Stored dataset items:
_ _ _
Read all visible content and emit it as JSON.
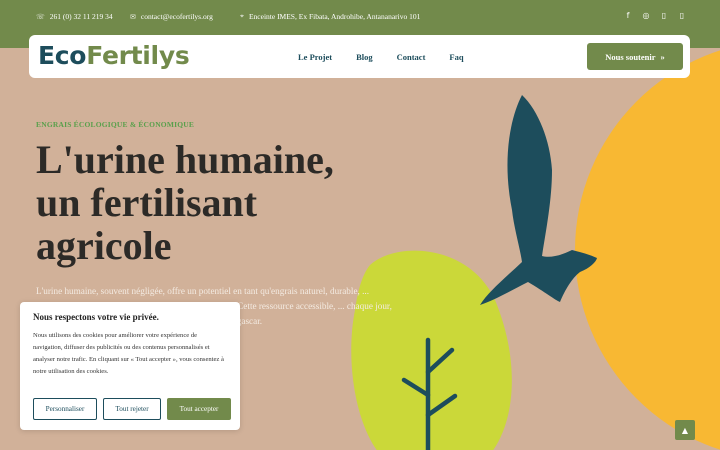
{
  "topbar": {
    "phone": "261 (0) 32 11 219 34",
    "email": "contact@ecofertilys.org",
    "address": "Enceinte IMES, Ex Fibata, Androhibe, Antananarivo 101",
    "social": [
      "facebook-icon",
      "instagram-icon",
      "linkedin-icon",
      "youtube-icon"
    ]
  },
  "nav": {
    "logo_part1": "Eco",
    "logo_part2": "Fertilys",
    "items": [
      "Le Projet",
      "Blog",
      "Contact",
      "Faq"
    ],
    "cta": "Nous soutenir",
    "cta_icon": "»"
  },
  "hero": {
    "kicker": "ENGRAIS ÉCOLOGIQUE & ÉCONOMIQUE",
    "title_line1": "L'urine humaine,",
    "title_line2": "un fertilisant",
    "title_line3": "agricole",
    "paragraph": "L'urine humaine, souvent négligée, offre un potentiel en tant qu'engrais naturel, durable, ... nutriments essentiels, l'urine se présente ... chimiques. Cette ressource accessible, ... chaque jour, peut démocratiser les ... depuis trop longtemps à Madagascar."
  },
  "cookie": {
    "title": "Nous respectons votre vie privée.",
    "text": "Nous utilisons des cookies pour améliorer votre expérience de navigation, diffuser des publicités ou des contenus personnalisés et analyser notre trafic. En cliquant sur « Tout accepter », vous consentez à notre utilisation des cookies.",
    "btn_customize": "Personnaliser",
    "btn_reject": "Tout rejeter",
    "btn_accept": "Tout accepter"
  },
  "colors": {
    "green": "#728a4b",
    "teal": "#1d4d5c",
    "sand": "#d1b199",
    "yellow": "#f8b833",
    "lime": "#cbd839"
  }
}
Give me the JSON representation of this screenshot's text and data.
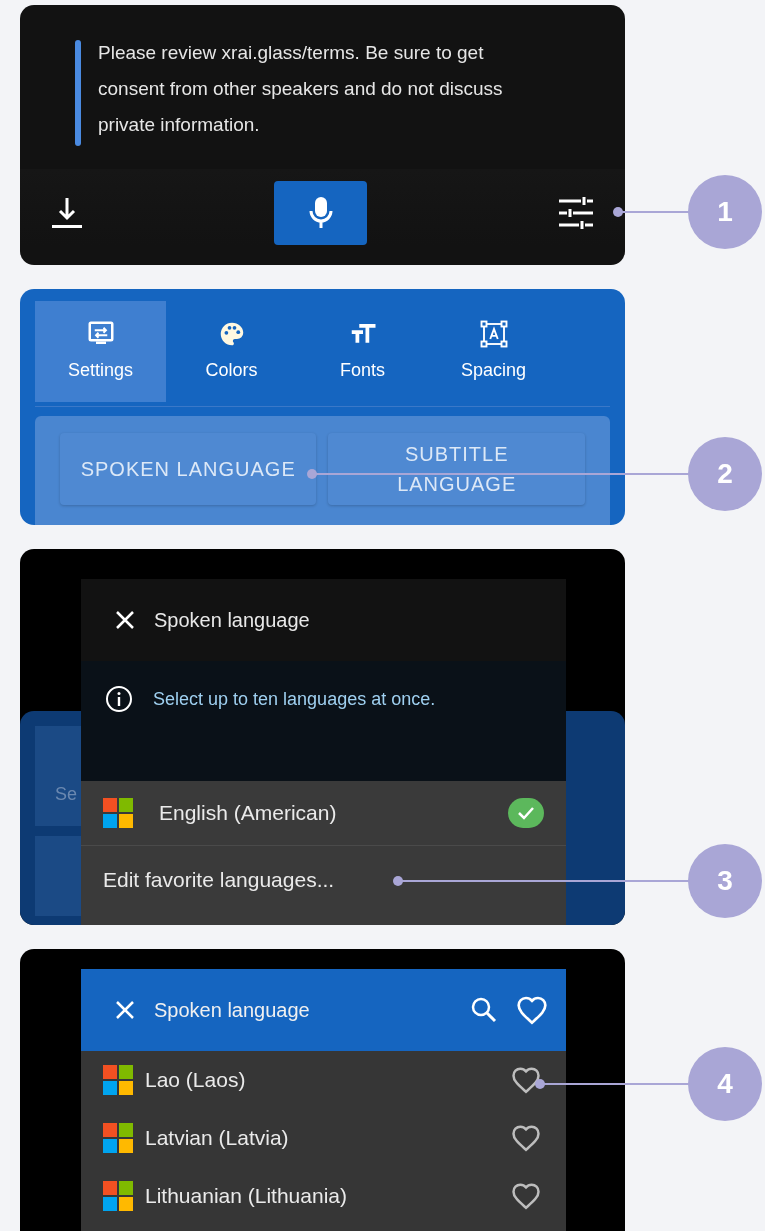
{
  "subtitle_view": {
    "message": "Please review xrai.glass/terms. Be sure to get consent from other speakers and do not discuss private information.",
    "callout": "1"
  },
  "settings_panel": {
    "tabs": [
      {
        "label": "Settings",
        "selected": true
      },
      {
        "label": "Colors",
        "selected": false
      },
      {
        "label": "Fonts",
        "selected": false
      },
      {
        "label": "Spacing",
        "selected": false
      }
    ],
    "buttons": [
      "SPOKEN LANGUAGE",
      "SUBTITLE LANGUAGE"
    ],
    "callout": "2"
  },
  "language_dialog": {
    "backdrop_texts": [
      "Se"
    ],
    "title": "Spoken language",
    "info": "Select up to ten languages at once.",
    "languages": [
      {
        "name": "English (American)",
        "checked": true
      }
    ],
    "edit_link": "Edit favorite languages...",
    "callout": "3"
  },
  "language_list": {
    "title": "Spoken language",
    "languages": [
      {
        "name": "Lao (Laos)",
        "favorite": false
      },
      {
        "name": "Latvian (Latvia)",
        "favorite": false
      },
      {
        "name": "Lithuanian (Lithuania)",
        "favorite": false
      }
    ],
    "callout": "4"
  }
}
_ _ _
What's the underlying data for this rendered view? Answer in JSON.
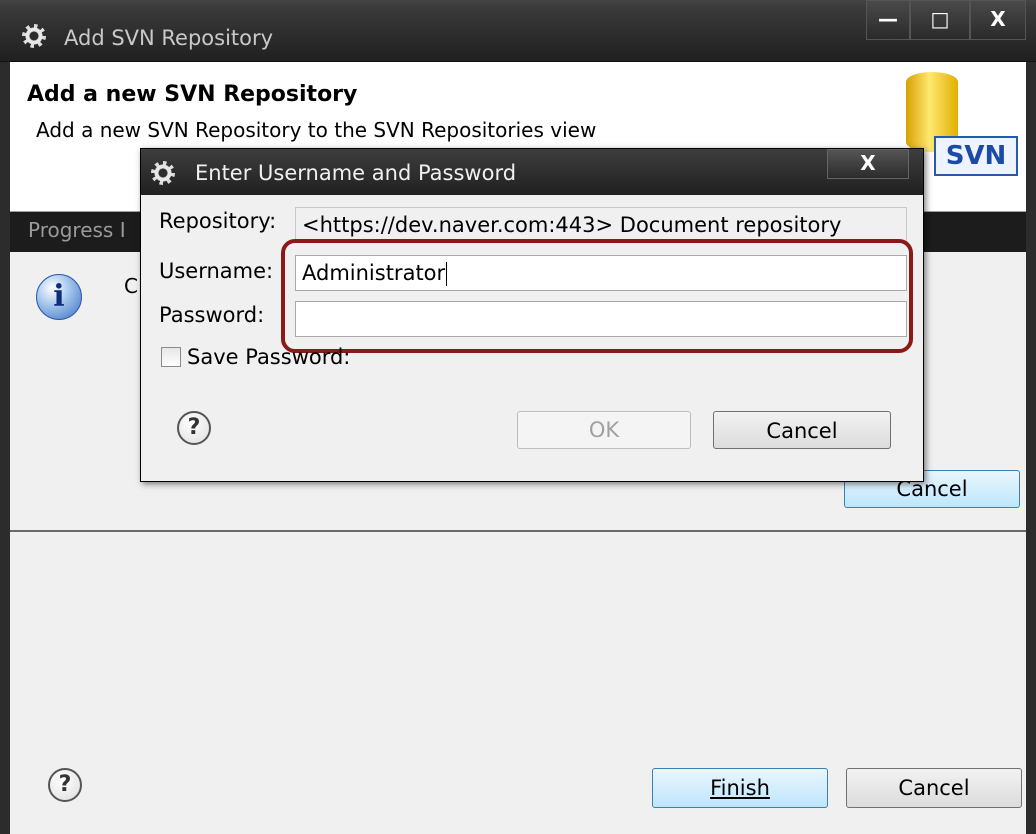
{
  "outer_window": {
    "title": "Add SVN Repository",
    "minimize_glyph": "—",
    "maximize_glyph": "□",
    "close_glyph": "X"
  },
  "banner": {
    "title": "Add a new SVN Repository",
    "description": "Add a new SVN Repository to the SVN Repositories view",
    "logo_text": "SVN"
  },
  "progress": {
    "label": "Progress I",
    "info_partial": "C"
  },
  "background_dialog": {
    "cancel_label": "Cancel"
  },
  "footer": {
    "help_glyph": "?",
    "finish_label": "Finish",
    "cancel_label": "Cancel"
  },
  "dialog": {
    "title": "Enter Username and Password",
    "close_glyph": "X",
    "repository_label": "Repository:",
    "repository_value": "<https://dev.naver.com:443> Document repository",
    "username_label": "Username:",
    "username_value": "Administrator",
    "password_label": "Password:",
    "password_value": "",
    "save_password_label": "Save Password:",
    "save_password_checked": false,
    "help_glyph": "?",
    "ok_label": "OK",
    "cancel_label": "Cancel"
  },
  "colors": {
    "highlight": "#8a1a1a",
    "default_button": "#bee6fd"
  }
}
_ _ _
#### Requirement:
From the listing above, copy every line that holds the string "Tout".

#### Answer to this exercise:
    "text": "Nous utilisons des cookies pour améliorer votre expérience de navigation, diffuser des publicités ou des contenus personnalisés et analyser notre trafic. En cliquant sur « Tout accepter », vous consentez à notre utilisation des cookies.",
    "btn_reject": "Tout rejeter",
    "btn_accept": "Tout accepter"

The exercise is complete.